- [A block of data]:
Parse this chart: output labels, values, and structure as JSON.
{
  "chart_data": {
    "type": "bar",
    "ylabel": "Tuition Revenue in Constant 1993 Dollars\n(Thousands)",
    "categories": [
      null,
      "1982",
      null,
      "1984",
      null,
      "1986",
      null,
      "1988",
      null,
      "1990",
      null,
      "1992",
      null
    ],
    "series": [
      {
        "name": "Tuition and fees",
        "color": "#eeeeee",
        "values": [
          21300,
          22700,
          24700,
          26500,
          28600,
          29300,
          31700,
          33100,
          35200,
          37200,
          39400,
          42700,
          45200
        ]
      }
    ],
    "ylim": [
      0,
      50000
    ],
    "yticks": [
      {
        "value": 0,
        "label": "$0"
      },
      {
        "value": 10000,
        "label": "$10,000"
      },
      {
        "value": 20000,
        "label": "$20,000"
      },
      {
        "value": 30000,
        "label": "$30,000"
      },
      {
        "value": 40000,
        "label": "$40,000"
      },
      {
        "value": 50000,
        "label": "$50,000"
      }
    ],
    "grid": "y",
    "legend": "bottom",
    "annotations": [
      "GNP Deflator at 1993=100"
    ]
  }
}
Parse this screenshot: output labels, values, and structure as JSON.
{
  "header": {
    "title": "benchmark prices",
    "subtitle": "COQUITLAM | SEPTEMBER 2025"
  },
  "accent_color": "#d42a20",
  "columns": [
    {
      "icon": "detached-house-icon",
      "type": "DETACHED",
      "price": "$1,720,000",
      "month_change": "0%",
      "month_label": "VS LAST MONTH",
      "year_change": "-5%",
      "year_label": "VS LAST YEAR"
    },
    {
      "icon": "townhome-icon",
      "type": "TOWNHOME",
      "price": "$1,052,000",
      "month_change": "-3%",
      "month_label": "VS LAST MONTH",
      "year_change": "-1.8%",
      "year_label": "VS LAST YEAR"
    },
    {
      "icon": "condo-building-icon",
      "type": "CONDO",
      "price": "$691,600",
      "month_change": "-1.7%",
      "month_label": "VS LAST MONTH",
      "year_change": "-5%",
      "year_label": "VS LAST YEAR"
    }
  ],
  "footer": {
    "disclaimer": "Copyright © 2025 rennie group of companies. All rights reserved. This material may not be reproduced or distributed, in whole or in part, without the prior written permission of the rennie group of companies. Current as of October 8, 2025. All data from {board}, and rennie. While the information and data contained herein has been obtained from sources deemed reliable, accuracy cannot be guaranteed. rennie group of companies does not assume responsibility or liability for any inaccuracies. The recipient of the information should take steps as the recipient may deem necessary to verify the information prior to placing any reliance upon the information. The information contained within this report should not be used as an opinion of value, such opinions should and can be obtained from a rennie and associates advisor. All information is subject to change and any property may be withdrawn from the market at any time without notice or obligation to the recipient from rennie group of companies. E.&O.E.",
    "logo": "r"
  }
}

...

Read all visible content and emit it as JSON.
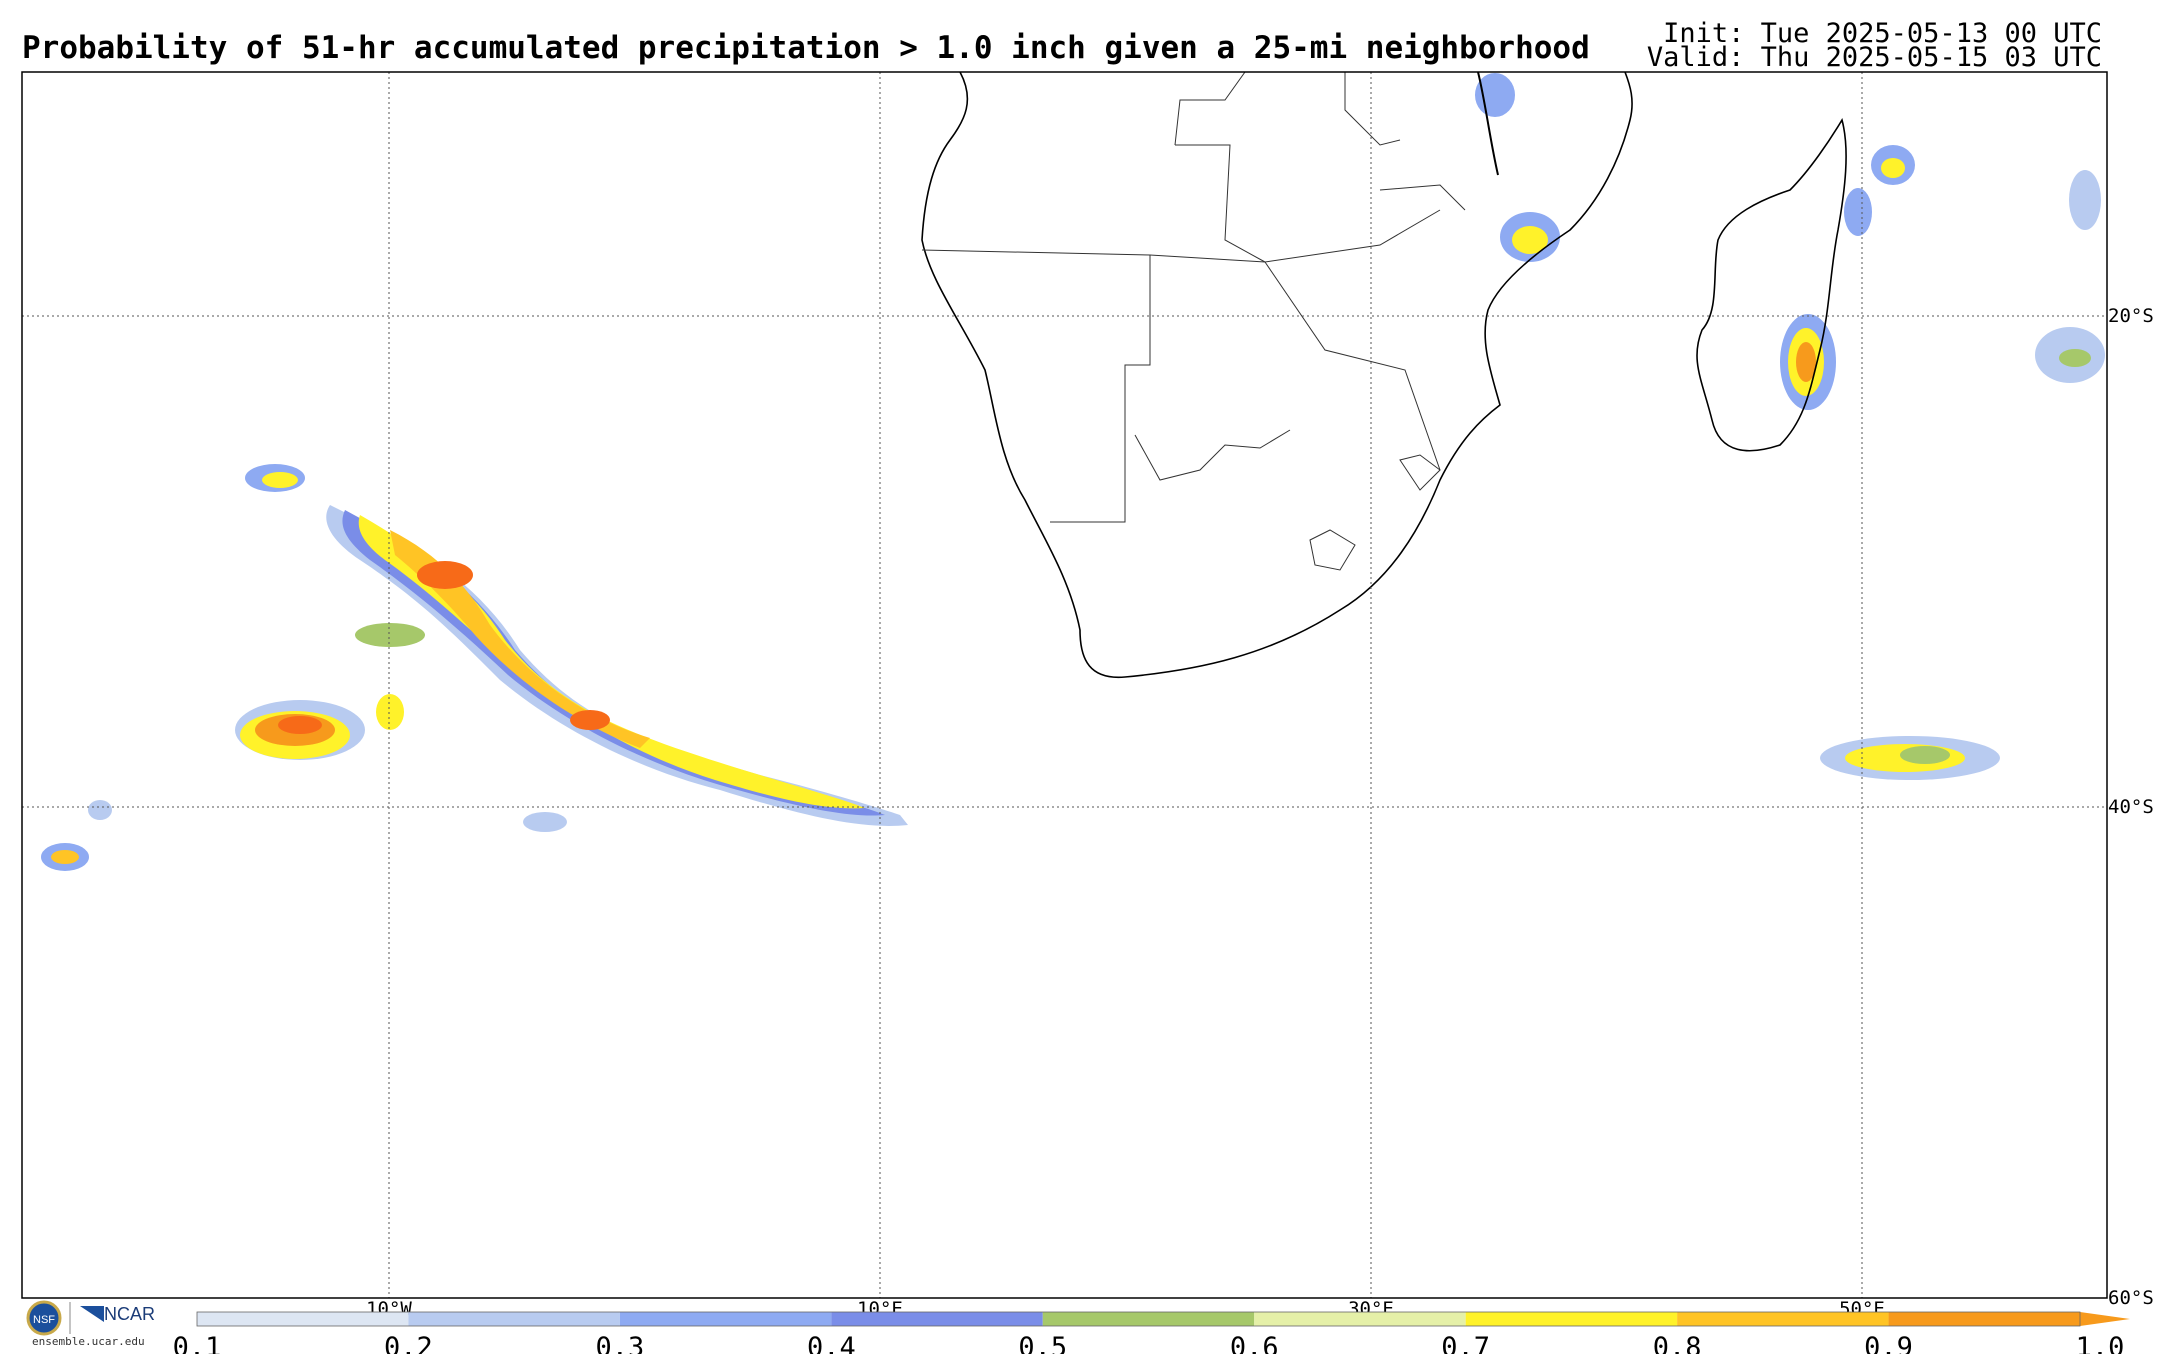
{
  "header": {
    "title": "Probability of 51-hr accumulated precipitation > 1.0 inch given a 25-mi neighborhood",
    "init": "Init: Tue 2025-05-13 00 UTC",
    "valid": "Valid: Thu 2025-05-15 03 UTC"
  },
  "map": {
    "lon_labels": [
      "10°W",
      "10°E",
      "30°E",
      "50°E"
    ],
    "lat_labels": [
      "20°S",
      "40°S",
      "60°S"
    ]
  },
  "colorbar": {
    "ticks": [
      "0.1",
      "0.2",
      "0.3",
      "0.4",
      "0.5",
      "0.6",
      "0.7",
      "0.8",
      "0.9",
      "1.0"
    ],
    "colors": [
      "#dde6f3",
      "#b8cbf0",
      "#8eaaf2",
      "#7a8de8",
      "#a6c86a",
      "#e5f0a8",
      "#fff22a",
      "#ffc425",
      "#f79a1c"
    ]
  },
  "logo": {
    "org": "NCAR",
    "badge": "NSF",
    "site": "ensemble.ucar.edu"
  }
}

- [What to work on]: Select and copy every line of the listing with the word "icon".

- [Exercise answer]:
      "icon": "detached-house-icon",
      "icon": "townhome-icon",
      "icon": "condo-building-icon",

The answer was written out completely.